Check each line of the entries below for the string "JSON"; copy every line where it appears.
— start —
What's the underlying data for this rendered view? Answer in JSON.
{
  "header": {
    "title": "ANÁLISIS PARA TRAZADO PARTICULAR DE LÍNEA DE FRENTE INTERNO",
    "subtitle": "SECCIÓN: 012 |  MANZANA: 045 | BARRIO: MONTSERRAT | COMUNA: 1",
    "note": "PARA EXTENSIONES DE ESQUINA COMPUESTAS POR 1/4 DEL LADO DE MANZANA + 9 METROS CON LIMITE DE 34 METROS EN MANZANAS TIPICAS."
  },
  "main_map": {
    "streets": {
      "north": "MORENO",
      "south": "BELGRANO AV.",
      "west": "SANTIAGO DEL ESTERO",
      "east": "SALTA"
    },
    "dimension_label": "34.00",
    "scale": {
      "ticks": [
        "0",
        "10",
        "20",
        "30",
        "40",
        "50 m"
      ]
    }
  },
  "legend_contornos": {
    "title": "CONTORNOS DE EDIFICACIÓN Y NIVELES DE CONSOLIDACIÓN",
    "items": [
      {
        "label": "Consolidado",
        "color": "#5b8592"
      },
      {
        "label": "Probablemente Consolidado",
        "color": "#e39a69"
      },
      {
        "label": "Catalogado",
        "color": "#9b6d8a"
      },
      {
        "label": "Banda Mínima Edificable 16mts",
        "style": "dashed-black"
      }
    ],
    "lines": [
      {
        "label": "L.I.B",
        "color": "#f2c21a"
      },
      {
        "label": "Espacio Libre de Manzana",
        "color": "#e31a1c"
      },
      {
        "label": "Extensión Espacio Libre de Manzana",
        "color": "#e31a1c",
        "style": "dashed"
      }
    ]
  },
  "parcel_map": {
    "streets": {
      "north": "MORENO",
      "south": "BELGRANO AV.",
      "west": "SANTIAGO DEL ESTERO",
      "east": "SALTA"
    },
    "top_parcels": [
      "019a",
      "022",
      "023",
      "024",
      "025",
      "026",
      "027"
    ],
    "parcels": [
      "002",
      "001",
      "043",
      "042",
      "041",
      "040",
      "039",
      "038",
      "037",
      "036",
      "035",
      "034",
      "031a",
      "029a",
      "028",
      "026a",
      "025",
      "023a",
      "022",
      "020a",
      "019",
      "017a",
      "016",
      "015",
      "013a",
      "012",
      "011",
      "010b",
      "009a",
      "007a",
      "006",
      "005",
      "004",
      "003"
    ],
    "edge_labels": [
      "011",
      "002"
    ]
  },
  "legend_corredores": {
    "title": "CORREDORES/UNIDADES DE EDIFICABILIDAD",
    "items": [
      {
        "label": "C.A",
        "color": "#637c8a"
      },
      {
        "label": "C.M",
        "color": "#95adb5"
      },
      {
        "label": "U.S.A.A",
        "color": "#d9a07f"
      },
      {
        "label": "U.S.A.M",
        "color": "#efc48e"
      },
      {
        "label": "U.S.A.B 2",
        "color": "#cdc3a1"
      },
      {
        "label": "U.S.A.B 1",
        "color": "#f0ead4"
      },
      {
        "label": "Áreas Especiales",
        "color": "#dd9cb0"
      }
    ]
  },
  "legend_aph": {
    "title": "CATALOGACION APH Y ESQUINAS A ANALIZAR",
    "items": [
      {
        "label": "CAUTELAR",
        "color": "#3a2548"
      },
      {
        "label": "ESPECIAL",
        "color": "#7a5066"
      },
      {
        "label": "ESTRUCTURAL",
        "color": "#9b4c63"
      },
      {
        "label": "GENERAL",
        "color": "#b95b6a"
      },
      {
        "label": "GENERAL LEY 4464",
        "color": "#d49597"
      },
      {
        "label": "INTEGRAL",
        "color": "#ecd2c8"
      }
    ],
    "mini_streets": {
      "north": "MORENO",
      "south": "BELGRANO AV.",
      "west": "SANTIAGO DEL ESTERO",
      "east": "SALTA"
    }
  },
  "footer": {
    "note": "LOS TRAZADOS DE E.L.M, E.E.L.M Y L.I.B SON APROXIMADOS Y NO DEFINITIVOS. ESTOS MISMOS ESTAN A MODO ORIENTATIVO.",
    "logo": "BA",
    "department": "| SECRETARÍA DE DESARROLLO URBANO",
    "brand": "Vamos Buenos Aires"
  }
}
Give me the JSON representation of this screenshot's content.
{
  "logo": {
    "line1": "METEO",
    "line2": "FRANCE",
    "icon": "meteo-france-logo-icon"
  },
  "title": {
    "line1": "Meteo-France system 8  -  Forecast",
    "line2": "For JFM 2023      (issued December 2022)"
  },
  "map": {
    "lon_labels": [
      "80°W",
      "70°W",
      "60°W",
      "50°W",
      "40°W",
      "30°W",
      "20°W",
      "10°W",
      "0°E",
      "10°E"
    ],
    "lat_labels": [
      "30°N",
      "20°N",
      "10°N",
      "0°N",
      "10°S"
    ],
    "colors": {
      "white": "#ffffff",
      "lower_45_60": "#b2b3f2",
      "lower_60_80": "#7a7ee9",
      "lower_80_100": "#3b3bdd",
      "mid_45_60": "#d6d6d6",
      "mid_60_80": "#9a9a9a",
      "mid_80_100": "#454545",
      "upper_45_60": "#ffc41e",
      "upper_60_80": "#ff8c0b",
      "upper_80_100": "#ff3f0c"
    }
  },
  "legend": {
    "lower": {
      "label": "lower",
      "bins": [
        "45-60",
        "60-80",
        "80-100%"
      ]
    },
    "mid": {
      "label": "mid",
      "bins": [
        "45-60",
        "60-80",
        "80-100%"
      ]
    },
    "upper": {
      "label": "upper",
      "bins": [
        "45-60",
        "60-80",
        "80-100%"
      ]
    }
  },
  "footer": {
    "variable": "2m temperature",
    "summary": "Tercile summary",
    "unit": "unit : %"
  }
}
— end —
* Task response *
What's the underlying data for this rendered view? Answer in JSON.
Give me the JSON representation of this screenshot's content.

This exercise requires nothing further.